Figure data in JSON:
## start
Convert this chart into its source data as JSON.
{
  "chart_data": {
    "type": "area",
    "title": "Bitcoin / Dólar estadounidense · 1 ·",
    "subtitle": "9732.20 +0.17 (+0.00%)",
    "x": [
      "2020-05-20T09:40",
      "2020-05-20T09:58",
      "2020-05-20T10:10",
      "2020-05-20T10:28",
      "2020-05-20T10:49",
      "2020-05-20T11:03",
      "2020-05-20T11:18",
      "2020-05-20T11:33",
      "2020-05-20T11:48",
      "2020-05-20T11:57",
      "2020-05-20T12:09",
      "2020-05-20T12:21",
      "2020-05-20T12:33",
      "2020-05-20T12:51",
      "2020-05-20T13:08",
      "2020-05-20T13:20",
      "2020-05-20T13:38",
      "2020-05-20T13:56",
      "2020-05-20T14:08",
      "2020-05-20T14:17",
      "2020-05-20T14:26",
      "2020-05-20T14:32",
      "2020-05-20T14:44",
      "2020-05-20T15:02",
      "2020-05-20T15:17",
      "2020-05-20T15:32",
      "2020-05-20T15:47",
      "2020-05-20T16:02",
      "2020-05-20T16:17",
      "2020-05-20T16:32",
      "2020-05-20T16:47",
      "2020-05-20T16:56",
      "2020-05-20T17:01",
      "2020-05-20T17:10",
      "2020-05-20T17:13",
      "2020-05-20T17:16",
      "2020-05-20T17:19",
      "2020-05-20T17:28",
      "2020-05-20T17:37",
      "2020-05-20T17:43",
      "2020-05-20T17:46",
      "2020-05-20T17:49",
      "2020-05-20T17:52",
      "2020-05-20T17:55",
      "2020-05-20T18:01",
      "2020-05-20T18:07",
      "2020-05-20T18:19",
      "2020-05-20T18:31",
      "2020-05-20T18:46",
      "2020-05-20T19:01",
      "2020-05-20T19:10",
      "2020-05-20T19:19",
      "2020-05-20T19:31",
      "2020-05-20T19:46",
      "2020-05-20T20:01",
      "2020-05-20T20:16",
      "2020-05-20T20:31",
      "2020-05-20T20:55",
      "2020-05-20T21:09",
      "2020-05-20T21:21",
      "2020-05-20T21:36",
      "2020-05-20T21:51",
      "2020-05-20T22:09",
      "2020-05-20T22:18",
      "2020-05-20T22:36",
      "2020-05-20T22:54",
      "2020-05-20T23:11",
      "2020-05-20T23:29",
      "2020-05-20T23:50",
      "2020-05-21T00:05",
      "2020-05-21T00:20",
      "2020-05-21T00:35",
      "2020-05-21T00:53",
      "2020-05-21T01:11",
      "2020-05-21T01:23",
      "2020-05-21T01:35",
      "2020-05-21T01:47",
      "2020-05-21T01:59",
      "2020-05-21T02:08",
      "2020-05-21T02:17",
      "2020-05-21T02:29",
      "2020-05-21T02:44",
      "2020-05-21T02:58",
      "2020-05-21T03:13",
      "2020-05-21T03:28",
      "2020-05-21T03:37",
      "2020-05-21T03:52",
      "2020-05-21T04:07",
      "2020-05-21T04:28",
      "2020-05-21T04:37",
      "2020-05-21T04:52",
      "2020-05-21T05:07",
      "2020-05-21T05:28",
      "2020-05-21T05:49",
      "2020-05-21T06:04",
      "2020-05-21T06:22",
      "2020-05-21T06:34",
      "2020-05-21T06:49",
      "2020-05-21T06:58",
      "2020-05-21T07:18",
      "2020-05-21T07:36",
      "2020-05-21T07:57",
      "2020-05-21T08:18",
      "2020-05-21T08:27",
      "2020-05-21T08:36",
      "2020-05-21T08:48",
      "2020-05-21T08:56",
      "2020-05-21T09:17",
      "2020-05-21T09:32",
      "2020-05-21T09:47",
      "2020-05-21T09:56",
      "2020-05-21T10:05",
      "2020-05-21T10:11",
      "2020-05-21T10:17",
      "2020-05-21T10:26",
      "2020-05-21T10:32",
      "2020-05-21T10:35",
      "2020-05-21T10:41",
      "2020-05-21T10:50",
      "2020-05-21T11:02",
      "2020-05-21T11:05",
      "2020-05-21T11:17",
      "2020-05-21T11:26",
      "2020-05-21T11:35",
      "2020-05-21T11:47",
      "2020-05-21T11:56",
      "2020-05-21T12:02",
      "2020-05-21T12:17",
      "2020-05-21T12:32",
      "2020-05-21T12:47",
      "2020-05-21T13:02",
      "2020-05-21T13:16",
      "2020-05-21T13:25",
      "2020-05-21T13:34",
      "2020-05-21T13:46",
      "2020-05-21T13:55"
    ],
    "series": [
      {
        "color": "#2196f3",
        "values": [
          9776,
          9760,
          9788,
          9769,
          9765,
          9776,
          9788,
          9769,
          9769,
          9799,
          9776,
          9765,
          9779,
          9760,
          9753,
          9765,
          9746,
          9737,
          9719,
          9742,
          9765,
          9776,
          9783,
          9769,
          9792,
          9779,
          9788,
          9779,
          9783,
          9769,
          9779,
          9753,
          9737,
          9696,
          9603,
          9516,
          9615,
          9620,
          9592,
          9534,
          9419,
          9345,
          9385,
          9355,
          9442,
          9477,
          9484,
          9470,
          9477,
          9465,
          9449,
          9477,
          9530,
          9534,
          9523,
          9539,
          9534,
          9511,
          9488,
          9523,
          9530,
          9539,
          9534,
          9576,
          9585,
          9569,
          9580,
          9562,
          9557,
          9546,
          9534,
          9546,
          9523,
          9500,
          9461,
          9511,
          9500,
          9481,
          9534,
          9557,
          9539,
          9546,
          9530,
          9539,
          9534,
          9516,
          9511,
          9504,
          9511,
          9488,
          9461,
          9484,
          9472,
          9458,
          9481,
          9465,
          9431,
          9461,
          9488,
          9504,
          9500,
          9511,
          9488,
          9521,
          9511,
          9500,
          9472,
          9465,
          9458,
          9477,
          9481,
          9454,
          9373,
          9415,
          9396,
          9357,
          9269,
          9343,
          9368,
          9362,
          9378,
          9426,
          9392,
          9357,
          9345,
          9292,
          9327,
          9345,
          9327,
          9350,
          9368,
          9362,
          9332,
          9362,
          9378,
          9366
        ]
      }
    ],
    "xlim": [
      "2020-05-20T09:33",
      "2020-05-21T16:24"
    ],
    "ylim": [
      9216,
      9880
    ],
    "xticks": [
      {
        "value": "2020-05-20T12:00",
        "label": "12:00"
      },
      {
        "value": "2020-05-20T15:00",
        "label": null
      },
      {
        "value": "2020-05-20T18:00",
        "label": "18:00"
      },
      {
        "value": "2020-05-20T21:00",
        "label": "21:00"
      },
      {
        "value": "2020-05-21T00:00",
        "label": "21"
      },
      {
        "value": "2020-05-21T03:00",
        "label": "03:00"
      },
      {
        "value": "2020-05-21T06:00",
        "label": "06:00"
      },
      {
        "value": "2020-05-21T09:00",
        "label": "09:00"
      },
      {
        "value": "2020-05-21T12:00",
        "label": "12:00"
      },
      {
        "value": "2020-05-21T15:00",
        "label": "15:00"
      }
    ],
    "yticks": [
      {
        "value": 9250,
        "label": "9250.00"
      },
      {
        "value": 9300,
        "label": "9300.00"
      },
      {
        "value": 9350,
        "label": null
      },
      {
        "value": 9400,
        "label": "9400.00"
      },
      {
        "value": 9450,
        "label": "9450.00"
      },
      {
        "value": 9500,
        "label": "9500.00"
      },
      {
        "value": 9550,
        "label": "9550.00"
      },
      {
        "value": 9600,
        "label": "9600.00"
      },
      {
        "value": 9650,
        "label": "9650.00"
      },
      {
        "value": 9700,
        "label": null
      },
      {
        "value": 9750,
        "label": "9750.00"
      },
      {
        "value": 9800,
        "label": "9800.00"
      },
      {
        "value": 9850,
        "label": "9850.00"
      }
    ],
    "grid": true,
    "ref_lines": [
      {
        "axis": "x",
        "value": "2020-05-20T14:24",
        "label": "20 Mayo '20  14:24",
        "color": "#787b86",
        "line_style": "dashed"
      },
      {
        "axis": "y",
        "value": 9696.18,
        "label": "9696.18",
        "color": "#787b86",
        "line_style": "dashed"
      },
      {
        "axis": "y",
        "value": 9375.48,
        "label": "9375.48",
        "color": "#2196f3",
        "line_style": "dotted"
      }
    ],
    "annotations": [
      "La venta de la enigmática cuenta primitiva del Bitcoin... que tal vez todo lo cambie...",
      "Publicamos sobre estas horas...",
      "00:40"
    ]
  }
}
## end
→ The task
Pick out the lines containing the string "Bitcoin" and show them.

→ Result for this exercise
    "title": "Bitcoin / Dólar estadounidense · 1 ·",
      "La venta de la enigmática cuenta primitiva del Bitcoin... que tal vez todo lo cambie...",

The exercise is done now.